Stored items:

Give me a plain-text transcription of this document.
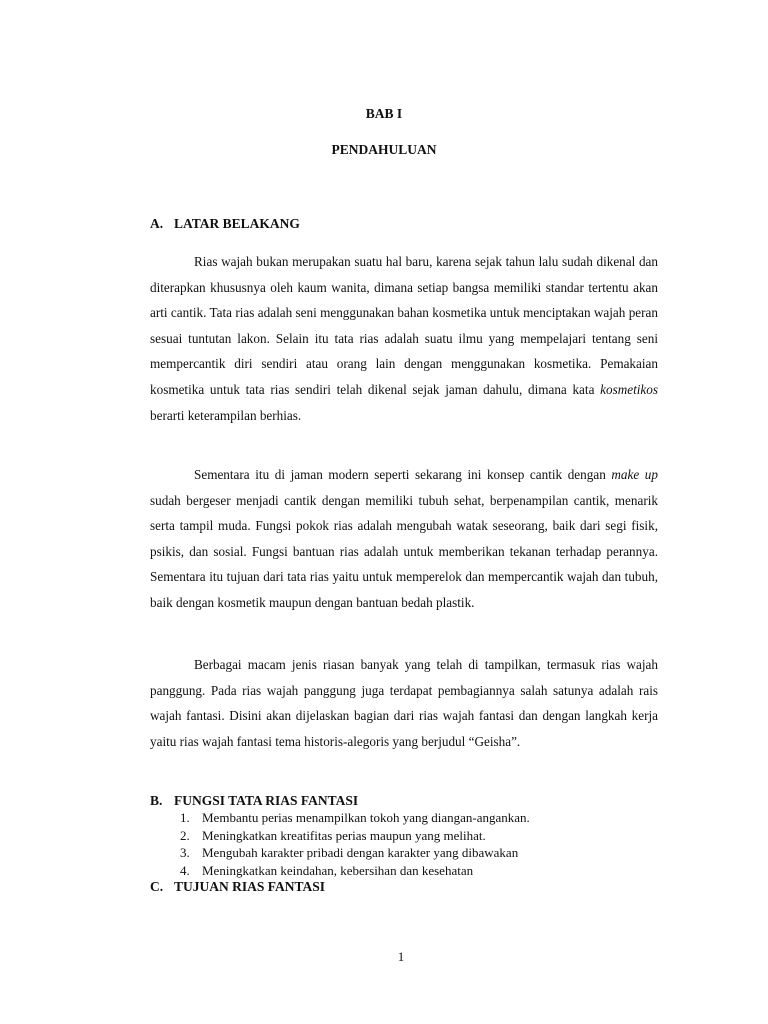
BAB I
PENDAHULUAN
A. LATAR BELAKANG

Rias wajah bukan merupakan suatu hal baru, karena sejak tahun lalu sudah dikenal dan diterapkan khususnya oleh kaum wanita, dimana setiap bangsa memiliki standar tertentu akan arti cantik. Tata rias adalah seni menggunakan bahan kosmetika untuk menciptakan wajah peran sesuai tuntutan lakon. Selain itu tata rias adalah suatu ilmu yang mempelajari tentang seni mempercantik diri sendiri atau orang lain dengan menggunakan kosmetika. Pemakaian kosmetika untuk tata rias sendiri telah dikenal sejak jaman dahulu, dimana kata kosmetikos berarti keterampilan berhias.

Sementara itu di jaman modern seperti sekarang ini konsep cantik dengan make up sudah bergeser menjadi cantik dengan memiliki tubuh sehat, berpenampilan cantik, menarik serta tampil muda. Fungsi pokok rias adalah mengubah watak seseorang, baik dari segi fisik, psikis, dan sosial. Fungsi bantuan rias adalah untuk memberikan tekanan terhadap perannya. Sementara itu tujuan dari tata rias yaitu untuk memperelok dan mempercantik wajah dan tubuh, baik dengan kosmetik maupun dengan bantuan bedah plastik.

Berbagai macam jenis riasan banyak yang telah di tampilkan, termasuk rias wajah panggung. Pada rias wajah panggung juga terdapat pembagiannya salah satunya adalah rais wajah fantasi. Disini akan dijelaskan bagian dari rias wajah fantasi dan dengan langkah kerja yaitu rias wajah fantasi tema historis-alegoris yang berjudul “Geisha”.

B. FUNGSI TATA RIAS FANTASI
1. Membantu perias menampilkan tokoh yang diangan-angankan.
2. Meningkatkan kreatifitas perias maupun yang melihat.
3. Mengubah karakter pribadi dengan karakter yang dibawakan
4. Meningkatkan keindahan, kebersihan dan kesehatan
C. TUJUAN RIAS FANTASI
1
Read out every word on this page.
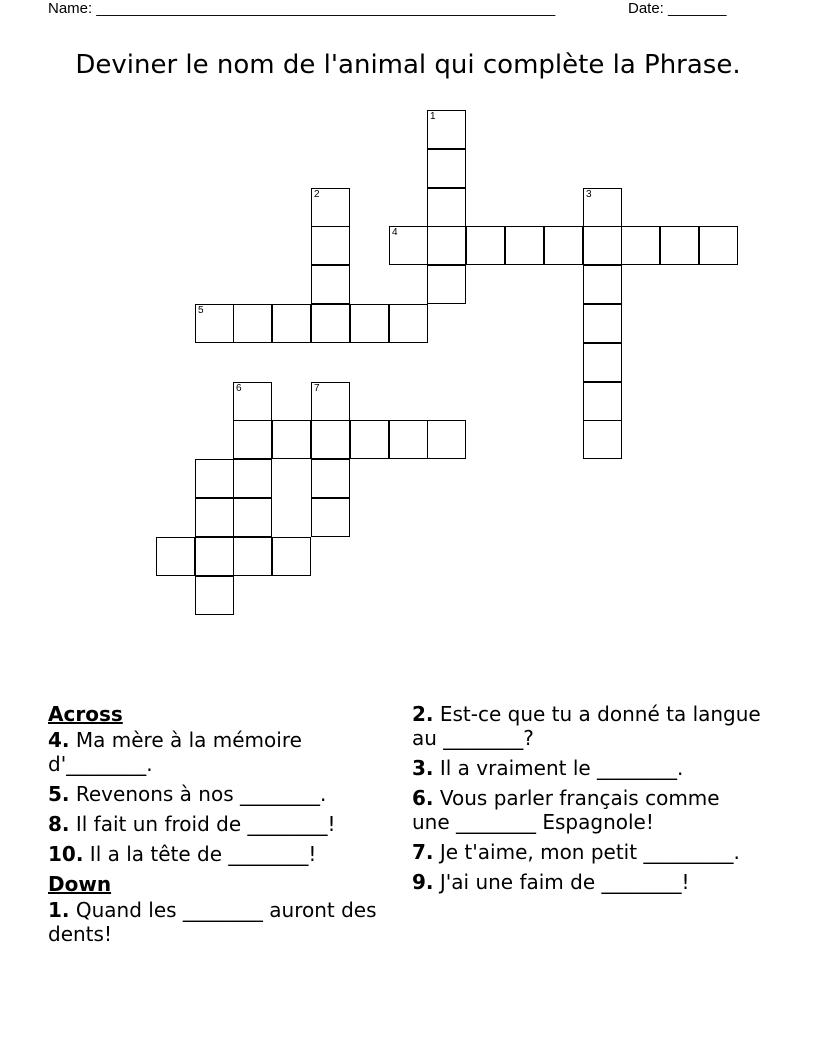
Name: _______________________________________________________

	Date: _______

Deviner le nom de l'animal qui complète la Phrase.
1
2	3
4
5
6	7
Across
4. Ma mère à la mémoire d'________.
5. Revenons à nos ________.
8. Il fait un froid de ________!
10. Il a la tête de ________!
Down
1. Quand les ________ auront des dents!
2. Est-ce que tu a donné ta langue au ________?
3. Il a vraiment le ________.
6. Vous parler français comme une ________ Espagnole!
7. Je t'aime, mon petit _________.
9. J'ai une faim de ________!
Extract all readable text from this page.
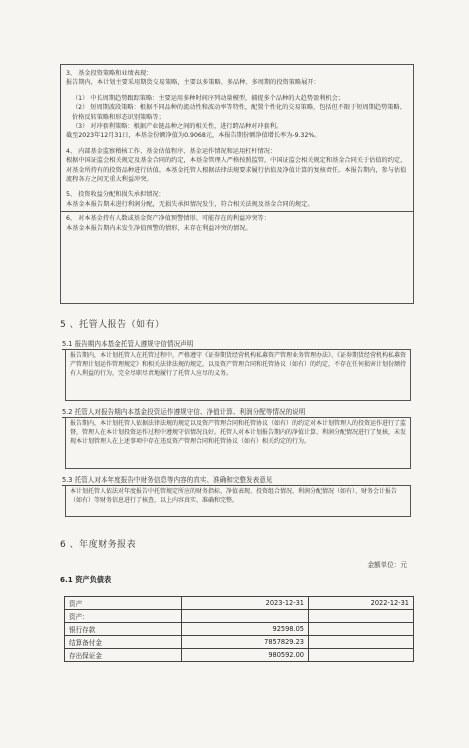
3、 基金投资策略和业绩表现：

报告期内，本计划主要采用期货交易策略，主要以多策略、多品种、多周期的投资策略展开：

（1） 中长周期趋势跟踪策略：主要运用多种时间序列动量模型，捕捉多个品种的大趋势盈利机会；

（2） 短周期波段策略：根据不同品种的流动性和波动率等特性，配置个性化的交易策略，包括但不限于短周期趋势策略、价格反转策略和形态识别策略等；

（3） 对冲套利策略：根据产业链品种之间的相关性，进行跨品种对冲套利。

截至2023年12月31日，本基金份额净值为0.9068元，本报告期份额净值增长率为-9.32%。

4、 内部基金监察稽核工作、基金估值程序、基金运作情况和运用杠杆情况：

根据中国证监会相关规定及基金合同的约定，本基金管理人严格按照监管，中国证监会相关规定和基金合同关于估值的约定，对基金所持有的投资品种进行估值。本基金托管人根据法律法规要求履行估值及净值计算的复核责任。本报告期内，参与估值流程各方之间无重大利益冲突。

5、 投资收益分配和损失承担情况：

本基金本报告期未进行利润分配，无损失承担情况发生，符合相关法规及基金合同的规定。

6、 对本基金持有人数或基金资产净值预警情形、可能存在的利益冲突等：

本基金本报告期内未发生净值预警的情形，未存在利益冲突的情况。

5 、托管人报告（如有）
5.1 报告期内本基金托管人遵规守信情况声明
报告期内，本计划托管人在托管过程中，严格遵守《证券期货经营机构私募资产管理业务管理办法》、《证券期货经营机构私募资产管理计划运作管理规定》和相关法律法规的规定，以及资产管理合同和托管协议（如有）的约定，不存在任何损害计划份额持有人利益的行为，完全尽职尽责地履行了托管人应尽的义务。
5.2 托管人对报告期内本基金投资运作遵规守信、净值计算、利润分配等情况的说明
报告期内，本计划托管人依据法律法规的规定以及资产管理合同和托管协议（如有）的约定对本计划管理人的投资运作进行了监督，管理人在本计划投资运作过程中遵规守信情况良好。托管人对本计划报告期内的净值计算、利润分配情况进行了复核，未发现本计划管理人在上述事项中存在违反资产管理合同和托管协议（如有）相关约定的行为。
5.3 托管人对本年度报告中财务信息等内容的真实、准确和完整发表意见
本计划托管人依法对年度报告中托管规定所应的财务指标、净值表现、投资组合情况、利润分配情况（如有）、财务会计报告（如有）等财务信息进行了核查，以上内容真实、准确和完整。
6 、年度财务报表
金额单位：元
6.1 资产负债表
资产	2023-12-31	2022-12-31
资产：		
银行存款	92598.05	
结算备付金	7857829.23	
存出保证金	980592.00	
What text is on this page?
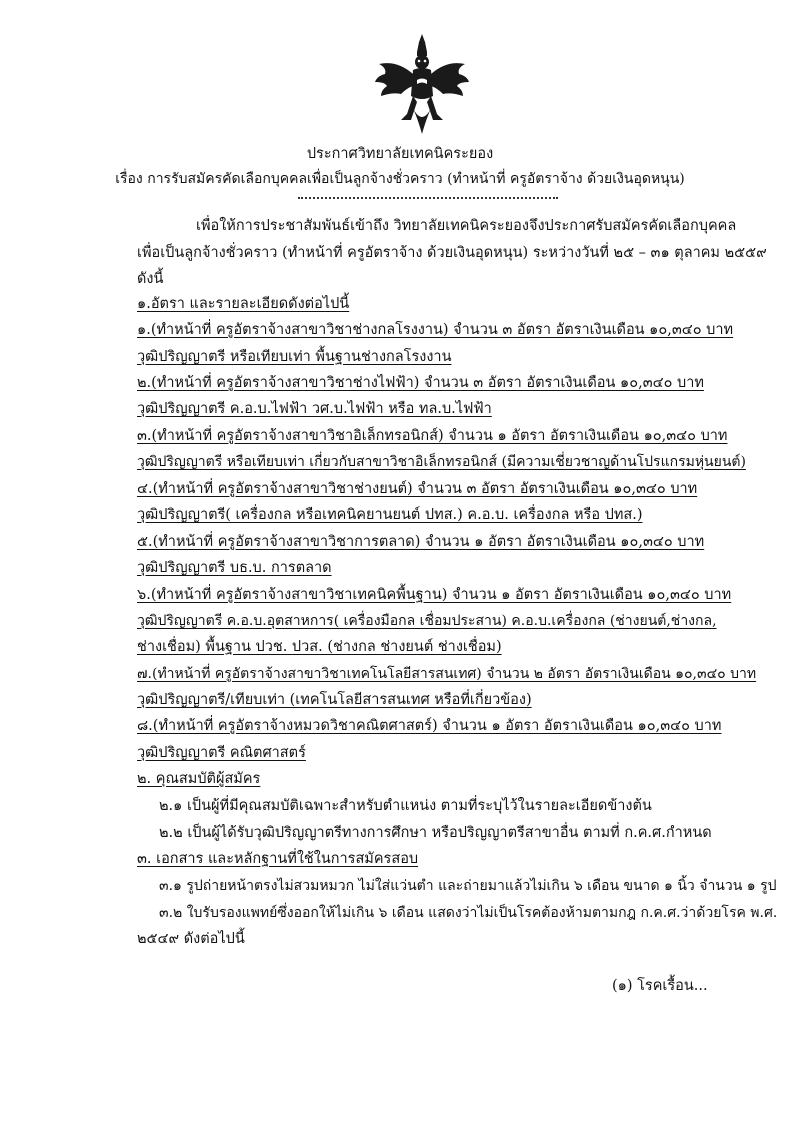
ประกาศวิทยาลัยเทคนิคระยอง
เรื่อง การรับสมัครคัดเลือกบุคคลเพื่อเป็นลูกจ้างชั่วคราว (ทำหน้าที่ ครูอัตราจ้าง ด้วยเงินอุดหนุน)
เพื่อให้การประชาสัมพันธ์เข้าถึง วิทยาลัยเทคนิคระยองจึงประกาศรับสมัครคัดเลือกบุคคล
เพื่อเป็นลูกจ้างชั่วคราว (ทำหน้าที่ ครูอัตราจ้าง ด้วยเงินอุดหนุน) ระหว่างวันที่ ๒๕ – ๓๑ ตุลาคม ๒๕๕๙
ดังนี้
๑.อัตรา และรายละเอียดดังต่อไปนี้
๑.(ทำหน้าที่ ครูอัตราจ้างสาขาวิชาช่างกลโรงงาน) จำนวน ๓ อัตรา อัตราเงินเดือน ๑๐,๓๔๐ บาท
วุฒิปริญญาตรี หรือเทียบเท่า พื้นฐานช่างกลโรงงาน
๒.(ทำหน้าที่ ครูอัตราจ้างสาขาวิชาช่างไฟฟ้า) จำนวน ๓ อัตรา อัตราเงินเดือน ๑๐,๓๔๐ บาท
วุฒิปริญญาตรี ค.อ.บ.ไฟฟ้า วศ.บ.ไฟฟ้า หรือ ทล.บ.ไฟฟ้า
๓.(ทำหน้าที่ ครูอัตราจ้างสาขาวิชาอิเล็กทรอนิกส์) จำนวน ๑ อัตรา อัตราเงินเดือน ๑๐,๓๔๐ บาท
วุฒิปริญญาตรี หรือเทียบเท่า เกี่ยวกับสาขาวิชาอิเล็กทรอนิกส์ (มีความเชี่ยวชาญด้านโปรแกรมหุ่นยนต์)
๔.(ทำหน้าที่ ครูอัตราจ้างสาขาวิชาช่างยนต์) จำนวน ๓ อัตรา อัตราเงินเดือน ๑๐,๓๔๐ บาท
วุฒิปริญญาตรี( เครื่องกล หรือเทคนิคยานยนต์ ปทส.) ค.อ.บ. เครื่องกล หรือ ปทส.)
๕.(ทำหน้าที่ ครูอัตราจ้างสาขาวิชาการตลาด) จำนวน ๑ อัตรา อัตราเงินเดือน ๑๐,๓๔๐ บาท
วุฒิปริญญาตรี บธ.บ. การตลาด
๖.(ทำหน้าที่ ครูอัตราจ้างสาขาวิชาเทคนิคพื้นฐาน) จำนวน ๑ อัตรา อัตราเงินเดือน ๑๐,๓๔๐ บาท
วุฒิปริญญาตรี ค.อ.บ.อุตสาหการ( เครื่องมือกล เชื่อมประสาน) ค.อ.บ.เครื่องกล (ช่างยนต์,ช่างกล,
ช่างเชื่อม) พื้นฐาน ปวช. ปวส. (ช่างกล ช่างยนต์ ช่างเชื่อม)
๗.(ทำหน้าที่ ครูอัตราจ้างสาขาวิชาเทคโนโลยีสารสนเทศ) จำนวน ๒ อัตรา อัตราเงินเดือน ๑๐,๓๔๐ บาท
วุฒิปริญญาตรี/เทียบเท่า (เทคโนโลยีสารสนเทศ หรือที่เกี่ยวข้อง)
๘.(ทำหน้าที่ ครูอัตราจ้างหมวดวิชาคณิตศาสตร์) จำนวน ๑ อัตรา อัตราเงินเดือน ๑๐,๓๔๐ บาท
วุฒิปริญญาตรี คณิตศาสตร์
๒. คุณสมบัติผู้สมัคร
๒.๑ เป็นผู้ที่มีคุณสมบัติเฉพาะสำหรับตำแหน่ง ตามที่ระบุไว้ในรายละเอียดข้างต้น
๒.๒ เป็นผู้ได้รับวุฒิปริญญาตรีทางการศึกษา หรือปริญญาตรีสาขาอื่น ตามที่ ก.ค.ศ.กำหนด
๓. เอกสาร และหลักฐานที่ใช้ในการสมัครสอบ
๓.๑ รูปถ่ายหน้าตรงไม่สวมหมวก ไม่ใส่แว่นตำ และถ่ายมาแล้วไม่เกิน ๖ เดือน ขนาด ๑ นิ้ว จำนวน ๑ รูป
๓.๒ ใบรับรองแพทย์ซึ่งออกให้ไม่เกิน ๖ เดือน แสดงว่าไม่เป็นโรคต้องห้ามตามกฎ ก.ค.ศ.ว่าด้วยโรค พ.ศ.
๒๕๔๙ ดังต่อไปนี้
(๑) โรคเรื้อน...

◆ **Written exercise**:
Some lines of the records may hold the word "อไปน". How many do? Answer with a number and nothing else.

◆ **Solution for this problem**:
2